WRITTEN REQUEST
Copy out the data exactly, leaving the pictures behind.
──────── GIVEN DATA ────────
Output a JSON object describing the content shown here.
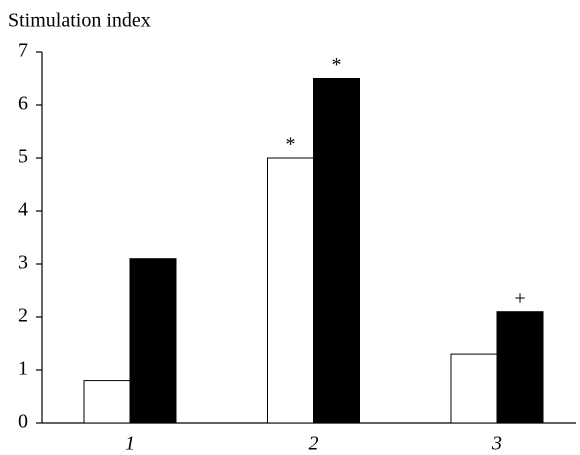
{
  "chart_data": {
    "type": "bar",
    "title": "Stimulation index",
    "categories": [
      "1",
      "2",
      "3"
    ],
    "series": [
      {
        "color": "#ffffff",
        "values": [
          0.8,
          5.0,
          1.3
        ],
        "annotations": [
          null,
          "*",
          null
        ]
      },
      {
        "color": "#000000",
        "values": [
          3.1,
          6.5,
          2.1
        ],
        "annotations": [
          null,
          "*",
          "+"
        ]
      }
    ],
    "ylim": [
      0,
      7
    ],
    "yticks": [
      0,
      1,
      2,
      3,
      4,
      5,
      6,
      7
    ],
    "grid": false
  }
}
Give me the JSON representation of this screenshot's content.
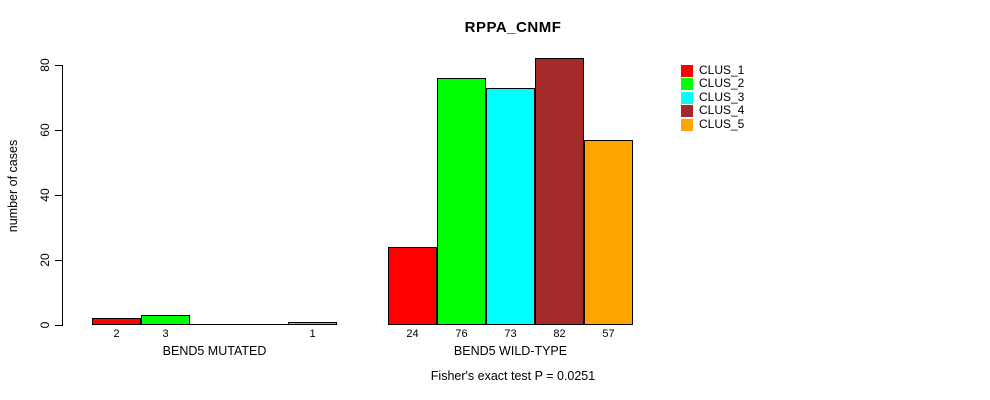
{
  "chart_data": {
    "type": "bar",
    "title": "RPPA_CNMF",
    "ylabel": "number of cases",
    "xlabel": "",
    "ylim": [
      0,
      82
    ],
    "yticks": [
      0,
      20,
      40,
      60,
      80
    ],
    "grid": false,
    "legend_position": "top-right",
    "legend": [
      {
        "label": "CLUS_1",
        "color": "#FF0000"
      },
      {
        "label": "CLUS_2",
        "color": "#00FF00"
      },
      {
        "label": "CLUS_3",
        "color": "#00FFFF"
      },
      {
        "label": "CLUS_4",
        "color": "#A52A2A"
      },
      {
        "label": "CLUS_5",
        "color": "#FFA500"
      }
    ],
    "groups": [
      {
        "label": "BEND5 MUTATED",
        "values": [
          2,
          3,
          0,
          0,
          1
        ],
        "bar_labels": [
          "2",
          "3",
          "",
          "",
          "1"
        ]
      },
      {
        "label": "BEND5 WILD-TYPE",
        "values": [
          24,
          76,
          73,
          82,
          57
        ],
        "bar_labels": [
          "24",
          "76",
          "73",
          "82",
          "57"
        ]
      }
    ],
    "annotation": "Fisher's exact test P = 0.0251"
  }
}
────────
TASK SOLUTION
Output a JSON object describing the content shown here.
{
  "chart_data": {
    "type": "bar",
    "title": "Stimulation index",
    "categories": [
      "1",
      "2",
      "3"
    ],
    "series": [
      {
        "color": "#ffffff",
        "values": [
          0.8,
          5.0,
          1.3
        ],
        "annotations": [
          null,
          "*",
          null
        ]
      },
      {
        "color": "#000000",
        "values": [
          3.1,
          6.5,
          2.1
        ],
        "annotations": [
          null,
          "*",
          "+"
        ]
      }
    ],
    "ylim": [
      0,
      7
    ],
    "yticks": [
      0,
      1,
      2,
      3,
      4,
      5,
      6,
      7
    ],
    "grid": false
  }
}
Give me the JSON representation of this screenshot's content.
{
  "chart_data": {
    "type": "bar",
    "title": "RPPA_CNMF",
    "ylabel": "number of cases",
    "xlabel": "",
    "ylim": [
      0,
      82
    ],
    "yticks": [
      0,
      20,
      40,
      60,
      80
    ],
    "grid": false,
    "legend_position": "top-right",
    "legend": [
      {
        "label": "CLUS_1",
        "color": "#FF0000"
      },
      {
        "label": "CLUS_2",
        "color": "#00FF00"
      },
      {
        "label": "CLUS_3",
        "color": "#00FFFF"
      },
      {
        "label": "CLUS_4",
        "color": "#A52A2A"
      },
      {
        "label": "CLUS_5",
        "color": "#FFA500"
      }
    ],
    "groups": [
      {
        "label": "BEND5 MUTATED",
        "values": [
          2,
          3,
          0,
          0,
          1
        ],
        "bar_labels": [
          "2",
          "3",
          "",
          "",
          "1"
        ]
      },
      {
        "label": "BEND5 WILD-TYPE",
        "values": [
          24,
          76,
          73,
          82,
          57
        ],
        "bar_labels": [
          "24",
          "76",
          "73",
          "82",
          "57"
        ]
      }
    ],
    "annotation": "Fisher's exact test P = 0.0251"
  }
}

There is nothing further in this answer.